- _TASK_
Show every line that has the string "Lime" in it.

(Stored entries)
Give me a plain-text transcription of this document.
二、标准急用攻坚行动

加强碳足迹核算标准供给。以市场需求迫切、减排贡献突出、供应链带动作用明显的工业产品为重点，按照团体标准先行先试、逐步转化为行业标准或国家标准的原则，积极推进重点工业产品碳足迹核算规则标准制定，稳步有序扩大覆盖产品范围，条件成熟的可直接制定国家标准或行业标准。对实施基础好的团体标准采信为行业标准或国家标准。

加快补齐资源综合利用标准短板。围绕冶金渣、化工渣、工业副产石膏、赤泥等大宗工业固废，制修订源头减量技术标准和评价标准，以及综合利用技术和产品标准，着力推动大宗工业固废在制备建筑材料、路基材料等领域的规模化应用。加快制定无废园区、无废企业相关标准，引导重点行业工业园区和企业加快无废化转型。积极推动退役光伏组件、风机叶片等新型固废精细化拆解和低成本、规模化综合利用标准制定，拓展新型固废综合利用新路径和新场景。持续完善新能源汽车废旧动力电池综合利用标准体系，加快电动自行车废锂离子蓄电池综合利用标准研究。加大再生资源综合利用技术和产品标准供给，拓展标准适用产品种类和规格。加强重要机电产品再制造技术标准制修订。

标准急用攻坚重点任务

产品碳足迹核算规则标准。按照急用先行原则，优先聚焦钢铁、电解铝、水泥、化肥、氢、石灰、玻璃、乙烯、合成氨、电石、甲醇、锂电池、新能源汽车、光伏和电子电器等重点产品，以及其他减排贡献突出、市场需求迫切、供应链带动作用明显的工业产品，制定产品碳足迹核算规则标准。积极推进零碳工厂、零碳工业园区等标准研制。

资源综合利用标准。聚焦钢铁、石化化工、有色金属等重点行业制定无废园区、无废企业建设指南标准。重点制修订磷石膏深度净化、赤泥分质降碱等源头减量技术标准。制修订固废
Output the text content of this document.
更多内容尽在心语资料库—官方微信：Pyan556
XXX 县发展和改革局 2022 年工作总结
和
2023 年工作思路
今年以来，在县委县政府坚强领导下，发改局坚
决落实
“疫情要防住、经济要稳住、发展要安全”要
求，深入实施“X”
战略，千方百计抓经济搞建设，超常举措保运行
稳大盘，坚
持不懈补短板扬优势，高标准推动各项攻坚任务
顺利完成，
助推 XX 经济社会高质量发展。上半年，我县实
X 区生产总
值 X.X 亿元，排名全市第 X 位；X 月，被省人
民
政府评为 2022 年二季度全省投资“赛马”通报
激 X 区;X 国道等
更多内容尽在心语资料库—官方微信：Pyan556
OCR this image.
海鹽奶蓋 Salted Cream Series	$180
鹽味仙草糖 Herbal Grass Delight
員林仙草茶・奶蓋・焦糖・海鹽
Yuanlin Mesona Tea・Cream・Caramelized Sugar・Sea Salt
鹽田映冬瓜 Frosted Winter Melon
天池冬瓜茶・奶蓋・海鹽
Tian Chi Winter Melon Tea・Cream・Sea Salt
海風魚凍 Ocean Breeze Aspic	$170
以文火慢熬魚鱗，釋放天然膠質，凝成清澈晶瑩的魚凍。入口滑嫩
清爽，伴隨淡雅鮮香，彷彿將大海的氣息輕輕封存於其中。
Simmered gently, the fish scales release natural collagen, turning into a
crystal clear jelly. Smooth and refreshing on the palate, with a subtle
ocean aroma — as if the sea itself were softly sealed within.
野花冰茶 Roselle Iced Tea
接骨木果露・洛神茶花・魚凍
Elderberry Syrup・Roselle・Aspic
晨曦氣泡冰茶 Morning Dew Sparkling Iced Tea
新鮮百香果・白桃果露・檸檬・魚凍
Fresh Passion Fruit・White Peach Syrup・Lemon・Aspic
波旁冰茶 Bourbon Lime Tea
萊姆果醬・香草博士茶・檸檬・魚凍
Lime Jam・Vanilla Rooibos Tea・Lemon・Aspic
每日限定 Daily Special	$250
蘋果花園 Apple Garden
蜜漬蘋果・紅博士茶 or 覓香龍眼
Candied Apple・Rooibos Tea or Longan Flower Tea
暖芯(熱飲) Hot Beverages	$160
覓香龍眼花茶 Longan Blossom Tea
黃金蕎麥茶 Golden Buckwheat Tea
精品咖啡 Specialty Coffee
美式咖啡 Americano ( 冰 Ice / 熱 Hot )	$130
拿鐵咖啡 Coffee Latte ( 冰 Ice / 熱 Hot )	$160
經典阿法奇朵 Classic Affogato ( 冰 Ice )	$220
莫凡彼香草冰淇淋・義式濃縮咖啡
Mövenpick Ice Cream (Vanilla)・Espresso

- _FULL SOLUTION_
波旁冰茶 Bourbon Lime Tea
Lime Jam・Vanilla Rooibos Tea・Lemon・Aspic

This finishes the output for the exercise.